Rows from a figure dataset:
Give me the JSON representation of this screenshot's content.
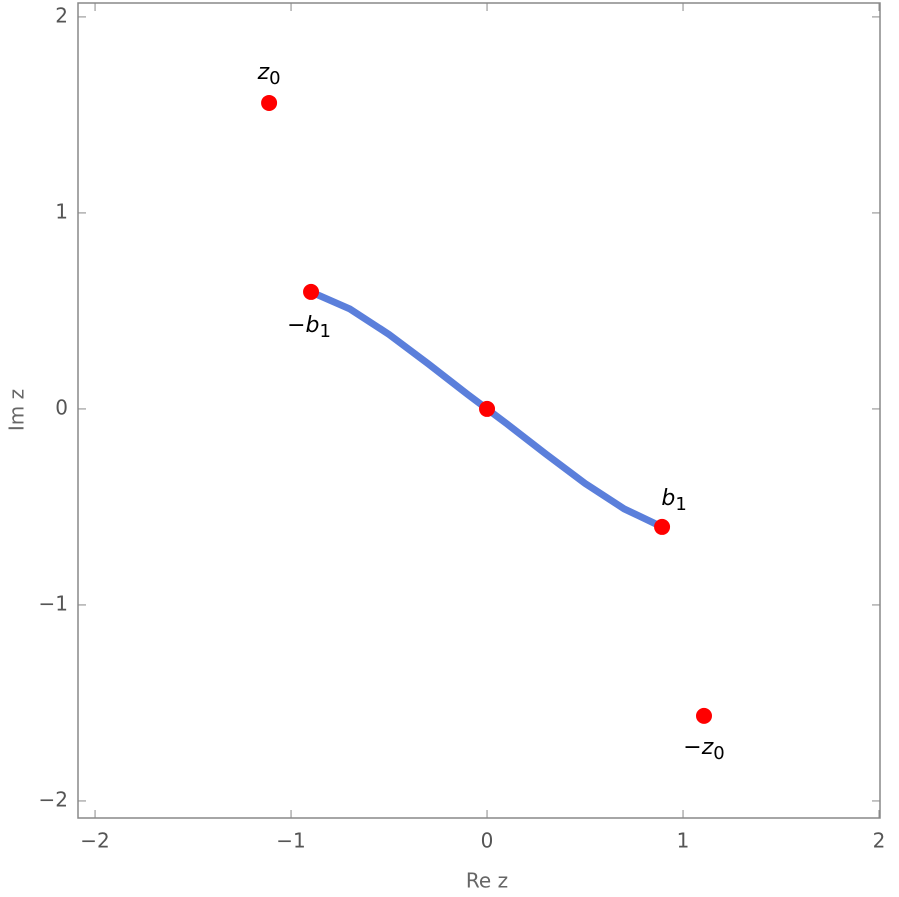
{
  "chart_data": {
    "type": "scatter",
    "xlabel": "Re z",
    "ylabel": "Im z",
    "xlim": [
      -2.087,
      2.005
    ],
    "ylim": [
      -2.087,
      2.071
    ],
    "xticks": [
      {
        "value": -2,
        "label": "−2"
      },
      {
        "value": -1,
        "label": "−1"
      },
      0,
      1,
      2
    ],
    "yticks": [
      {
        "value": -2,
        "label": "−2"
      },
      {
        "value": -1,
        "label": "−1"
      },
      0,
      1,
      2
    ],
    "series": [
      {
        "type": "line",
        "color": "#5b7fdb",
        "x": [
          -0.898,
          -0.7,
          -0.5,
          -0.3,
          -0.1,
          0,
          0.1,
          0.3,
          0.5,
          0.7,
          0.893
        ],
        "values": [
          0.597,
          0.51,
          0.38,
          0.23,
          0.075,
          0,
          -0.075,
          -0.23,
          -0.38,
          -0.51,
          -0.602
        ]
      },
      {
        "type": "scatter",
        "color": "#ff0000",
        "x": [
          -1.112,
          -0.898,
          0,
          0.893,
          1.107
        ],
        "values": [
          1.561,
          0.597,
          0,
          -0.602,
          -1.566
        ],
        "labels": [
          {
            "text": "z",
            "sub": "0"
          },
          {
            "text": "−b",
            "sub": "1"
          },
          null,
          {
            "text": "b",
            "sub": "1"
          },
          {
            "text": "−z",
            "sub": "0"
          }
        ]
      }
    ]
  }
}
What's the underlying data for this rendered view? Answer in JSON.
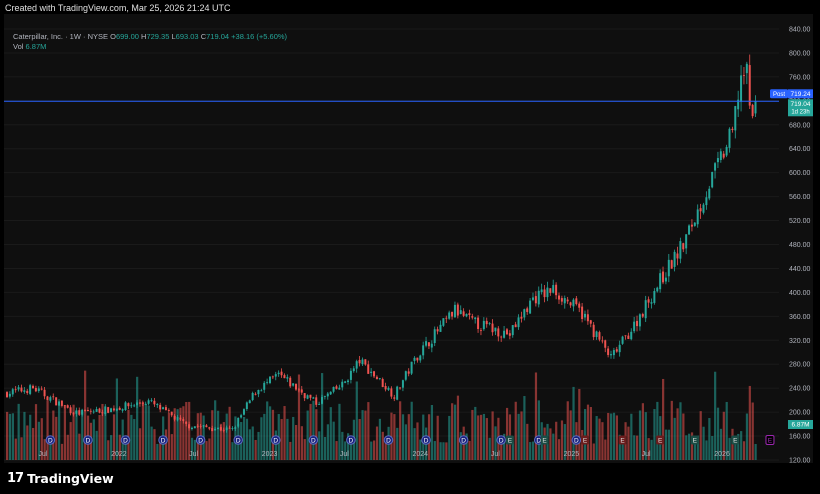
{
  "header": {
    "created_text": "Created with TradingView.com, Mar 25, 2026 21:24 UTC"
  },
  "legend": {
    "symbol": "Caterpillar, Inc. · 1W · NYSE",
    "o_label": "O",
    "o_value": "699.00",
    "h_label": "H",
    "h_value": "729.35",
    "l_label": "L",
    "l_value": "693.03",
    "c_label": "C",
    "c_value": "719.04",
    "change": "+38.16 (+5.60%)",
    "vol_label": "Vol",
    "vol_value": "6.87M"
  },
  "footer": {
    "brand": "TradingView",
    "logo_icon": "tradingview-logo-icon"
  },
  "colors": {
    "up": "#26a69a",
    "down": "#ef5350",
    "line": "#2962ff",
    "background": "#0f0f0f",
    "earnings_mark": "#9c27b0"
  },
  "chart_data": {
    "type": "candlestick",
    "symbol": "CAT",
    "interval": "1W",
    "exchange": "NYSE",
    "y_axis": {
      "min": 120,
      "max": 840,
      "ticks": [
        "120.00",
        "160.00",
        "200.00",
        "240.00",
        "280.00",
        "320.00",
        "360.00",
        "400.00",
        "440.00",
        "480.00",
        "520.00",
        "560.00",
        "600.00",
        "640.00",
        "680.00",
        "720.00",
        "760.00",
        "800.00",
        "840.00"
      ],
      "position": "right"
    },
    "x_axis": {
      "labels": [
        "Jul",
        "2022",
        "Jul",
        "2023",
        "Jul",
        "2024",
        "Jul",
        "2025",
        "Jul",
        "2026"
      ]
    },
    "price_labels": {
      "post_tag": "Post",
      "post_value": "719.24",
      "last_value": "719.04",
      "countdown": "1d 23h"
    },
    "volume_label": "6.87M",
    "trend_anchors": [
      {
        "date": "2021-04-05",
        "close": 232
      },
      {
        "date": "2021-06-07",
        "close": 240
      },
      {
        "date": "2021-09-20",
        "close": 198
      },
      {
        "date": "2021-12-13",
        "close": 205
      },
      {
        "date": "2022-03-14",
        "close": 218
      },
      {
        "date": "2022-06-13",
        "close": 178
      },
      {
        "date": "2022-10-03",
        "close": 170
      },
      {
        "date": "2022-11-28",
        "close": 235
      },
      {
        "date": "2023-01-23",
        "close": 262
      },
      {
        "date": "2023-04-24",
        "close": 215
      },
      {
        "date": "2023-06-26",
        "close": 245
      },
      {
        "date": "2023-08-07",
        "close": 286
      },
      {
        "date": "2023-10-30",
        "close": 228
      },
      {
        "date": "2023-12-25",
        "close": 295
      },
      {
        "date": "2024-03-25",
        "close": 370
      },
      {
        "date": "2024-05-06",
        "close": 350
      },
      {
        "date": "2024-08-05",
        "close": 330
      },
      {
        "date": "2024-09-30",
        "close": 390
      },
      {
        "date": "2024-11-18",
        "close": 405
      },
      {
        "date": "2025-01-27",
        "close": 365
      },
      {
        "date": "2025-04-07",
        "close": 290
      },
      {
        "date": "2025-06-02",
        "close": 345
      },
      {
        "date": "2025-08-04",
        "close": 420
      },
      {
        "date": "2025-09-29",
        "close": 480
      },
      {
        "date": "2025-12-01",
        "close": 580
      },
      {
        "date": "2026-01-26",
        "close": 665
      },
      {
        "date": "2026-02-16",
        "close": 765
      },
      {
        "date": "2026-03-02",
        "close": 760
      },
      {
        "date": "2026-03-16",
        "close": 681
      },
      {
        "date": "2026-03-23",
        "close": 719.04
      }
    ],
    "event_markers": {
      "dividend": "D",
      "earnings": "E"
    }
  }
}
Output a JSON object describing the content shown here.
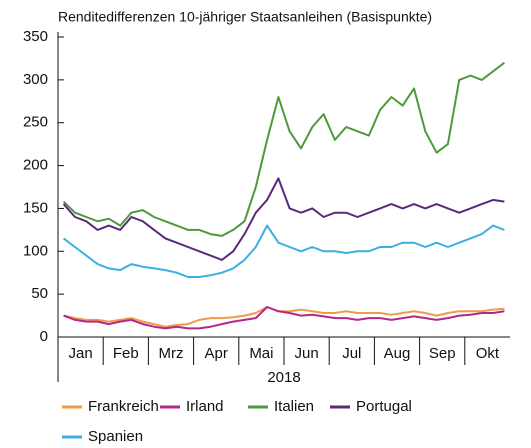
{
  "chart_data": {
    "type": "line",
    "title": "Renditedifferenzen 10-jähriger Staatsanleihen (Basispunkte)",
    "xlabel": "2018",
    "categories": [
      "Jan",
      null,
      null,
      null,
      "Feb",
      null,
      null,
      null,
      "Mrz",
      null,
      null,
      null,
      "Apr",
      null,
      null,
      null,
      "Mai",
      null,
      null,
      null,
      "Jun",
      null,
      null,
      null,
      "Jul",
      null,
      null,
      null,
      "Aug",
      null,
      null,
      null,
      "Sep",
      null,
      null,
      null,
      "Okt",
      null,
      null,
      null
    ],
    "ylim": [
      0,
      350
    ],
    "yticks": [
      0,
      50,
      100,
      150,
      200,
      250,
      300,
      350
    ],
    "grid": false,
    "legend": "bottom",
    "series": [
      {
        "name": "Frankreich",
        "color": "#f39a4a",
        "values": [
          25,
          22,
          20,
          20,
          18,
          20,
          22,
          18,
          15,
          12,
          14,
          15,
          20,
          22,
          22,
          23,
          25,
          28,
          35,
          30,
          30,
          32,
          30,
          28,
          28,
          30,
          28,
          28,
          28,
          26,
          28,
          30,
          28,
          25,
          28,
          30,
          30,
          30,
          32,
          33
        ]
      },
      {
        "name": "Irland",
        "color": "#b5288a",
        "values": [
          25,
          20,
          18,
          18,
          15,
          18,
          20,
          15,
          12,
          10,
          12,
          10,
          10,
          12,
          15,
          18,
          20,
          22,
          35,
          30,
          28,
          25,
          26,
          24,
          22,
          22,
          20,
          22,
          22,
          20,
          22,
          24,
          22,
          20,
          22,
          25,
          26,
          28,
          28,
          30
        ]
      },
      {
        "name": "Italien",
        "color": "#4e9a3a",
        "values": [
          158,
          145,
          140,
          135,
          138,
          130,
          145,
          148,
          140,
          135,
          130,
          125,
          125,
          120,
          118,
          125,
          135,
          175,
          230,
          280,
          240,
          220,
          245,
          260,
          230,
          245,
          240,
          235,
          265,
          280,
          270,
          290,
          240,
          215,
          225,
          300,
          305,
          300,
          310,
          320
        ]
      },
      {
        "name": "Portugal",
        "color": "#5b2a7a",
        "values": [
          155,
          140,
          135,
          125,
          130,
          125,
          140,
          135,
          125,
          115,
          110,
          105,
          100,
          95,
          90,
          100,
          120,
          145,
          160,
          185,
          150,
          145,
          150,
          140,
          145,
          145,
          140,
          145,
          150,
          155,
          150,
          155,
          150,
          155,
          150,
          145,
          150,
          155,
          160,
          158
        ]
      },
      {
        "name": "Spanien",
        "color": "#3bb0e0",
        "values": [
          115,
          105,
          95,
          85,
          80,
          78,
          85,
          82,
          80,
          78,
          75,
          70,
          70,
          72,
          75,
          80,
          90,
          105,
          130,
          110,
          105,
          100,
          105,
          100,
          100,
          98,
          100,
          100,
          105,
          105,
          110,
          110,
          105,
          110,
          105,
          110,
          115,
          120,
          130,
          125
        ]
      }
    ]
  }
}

- [Work to do]: Copy each line of the listing that holds the word "NYSE".

- [Correct answer]:
    "symbol": "Caterpillar, Inc. · 1W · NYSE",
    "exchange": "NYSE",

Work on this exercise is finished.